| The exercise |
Using the entries that follow, collect the lines where the word "well" appears.

| Given data |
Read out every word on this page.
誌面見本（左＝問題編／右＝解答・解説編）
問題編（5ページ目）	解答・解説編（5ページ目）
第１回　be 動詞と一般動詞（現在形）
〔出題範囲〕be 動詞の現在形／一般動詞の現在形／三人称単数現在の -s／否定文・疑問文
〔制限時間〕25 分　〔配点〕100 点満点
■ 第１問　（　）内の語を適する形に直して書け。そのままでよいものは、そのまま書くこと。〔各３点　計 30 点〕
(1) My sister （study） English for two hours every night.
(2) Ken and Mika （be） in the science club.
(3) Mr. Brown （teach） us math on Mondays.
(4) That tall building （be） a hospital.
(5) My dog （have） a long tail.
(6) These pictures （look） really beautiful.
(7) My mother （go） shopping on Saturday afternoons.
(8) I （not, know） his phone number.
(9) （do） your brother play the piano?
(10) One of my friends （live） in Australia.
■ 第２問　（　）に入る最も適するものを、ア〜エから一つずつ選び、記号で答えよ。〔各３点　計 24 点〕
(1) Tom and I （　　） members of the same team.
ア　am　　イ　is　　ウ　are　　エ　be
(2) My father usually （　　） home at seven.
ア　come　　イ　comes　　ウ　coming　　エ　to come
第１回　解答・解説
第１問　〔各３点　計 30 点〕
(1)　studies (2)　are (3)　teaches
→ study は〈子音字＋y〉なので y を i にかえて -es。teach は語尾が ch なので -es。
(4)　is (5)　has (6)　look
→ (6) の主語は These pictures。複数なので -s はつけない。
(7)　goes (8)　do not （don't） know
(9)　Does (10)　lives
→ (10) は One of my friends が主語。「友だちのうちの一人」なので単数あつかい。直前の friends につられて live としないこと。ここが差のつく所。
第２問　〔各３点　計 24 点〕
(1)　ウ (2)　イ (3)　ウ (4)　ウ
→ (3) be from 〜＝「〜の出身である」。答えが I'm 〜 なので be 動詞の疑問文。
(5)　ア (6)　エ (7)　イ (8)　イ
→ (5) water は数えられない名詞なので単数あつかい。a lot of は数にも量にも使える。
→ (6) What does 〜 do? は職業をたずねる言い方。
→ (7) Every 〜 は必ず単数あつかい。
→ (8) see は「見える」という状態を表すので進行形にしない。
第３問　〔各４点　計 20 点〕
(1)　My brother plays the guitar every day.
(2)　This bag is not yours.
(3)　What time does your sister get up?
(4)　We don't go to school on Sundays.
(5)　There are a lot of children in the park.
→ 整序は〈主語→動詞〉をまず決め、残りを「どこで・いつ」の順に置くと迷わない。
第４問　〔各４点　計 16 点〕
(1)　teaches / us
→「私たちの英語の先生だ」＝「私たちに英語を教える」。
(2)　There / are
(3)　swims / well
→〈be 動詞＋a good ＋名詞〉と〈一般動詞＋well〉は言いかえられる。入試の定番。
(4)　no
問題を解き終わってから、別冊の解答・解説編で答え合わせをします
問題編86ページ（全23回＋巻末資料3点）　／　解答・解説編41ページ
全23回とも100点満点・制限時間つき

| Exercise response |
(3)　swims / well
→〈be 動詞＋a good ＋名詞〉と〈一般動詞＋well〉は言いかえられる。入試の定番。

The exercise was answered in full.